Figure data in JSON
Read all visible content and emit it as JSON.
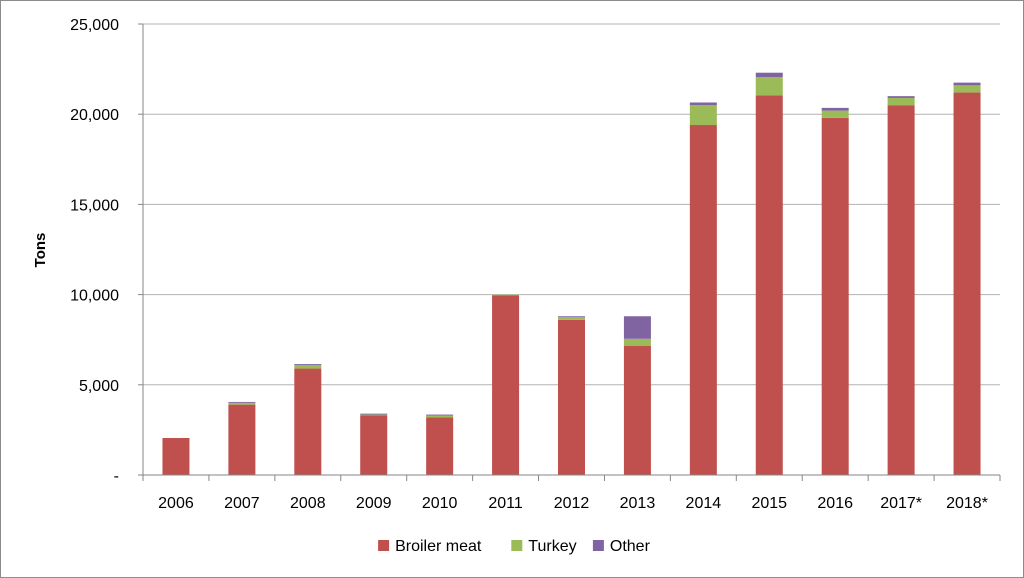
{
  "chart_data": {
    "type": "bar",
    "stacked": true,
    "title": "",
    "xlabel": "",
    "ylabel": "Tons",
    "ylim": [
      0,
      25000
    ],
    "yticks": [
      {
        "value": 0,
        "label": "-"
      },
      {
        "value": 5000,
        "label": "5,000"
      },
      {
        "value": 10000,
        "label": "10,000"
      },
      {
        "value": 15000,
        "label": "15,000"
      },
      {
        "value": 20000,
        "label": "20,000"
      },
      {
        "value": 25000,
        "label": "25,000"
      }
    ],
    "categories": [
      "2006",
      "2007",
      "2008",
      "2009",
      "2010",
      "2011",
      "2012",
      "2013",
      "2014",
      "2015",
      "2016",
      "2017*",
      "2018*"
    ],
    "series": [
      {
        "name": "Broiler meat",
        "color": "#c0504d",
        "values": [
          2050,
          3900,
          5900,
          3300,
          3200,
          9950,
          8600,
          7150,
          19400,
          21050,
          19800,
          20500,
          21200
        ]
      },
      {
        "name": "Turkey",
        "color": "#9bbb59",
        "values": [
          0,
          100,
          200,
          50,
          100,
          50,
          150,
          400,
          1100,
          1000,
          400,
          400,
          400
        ]
      },
      {
        "name": "Other",
        "color": "#8064a2",
        "values": [
          0,
          50,
          50,
          50,
          50,
          0,
          50,
          1250,
          150,
          250,
          150,
          100,
          150
        ]
      }
    ],
    "grid": true,
    "legend": "bottom-center"
  }
}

### Work to be completed
The required answer is a single number: the count of lines in the entries that hold the string "color".

### Solution
3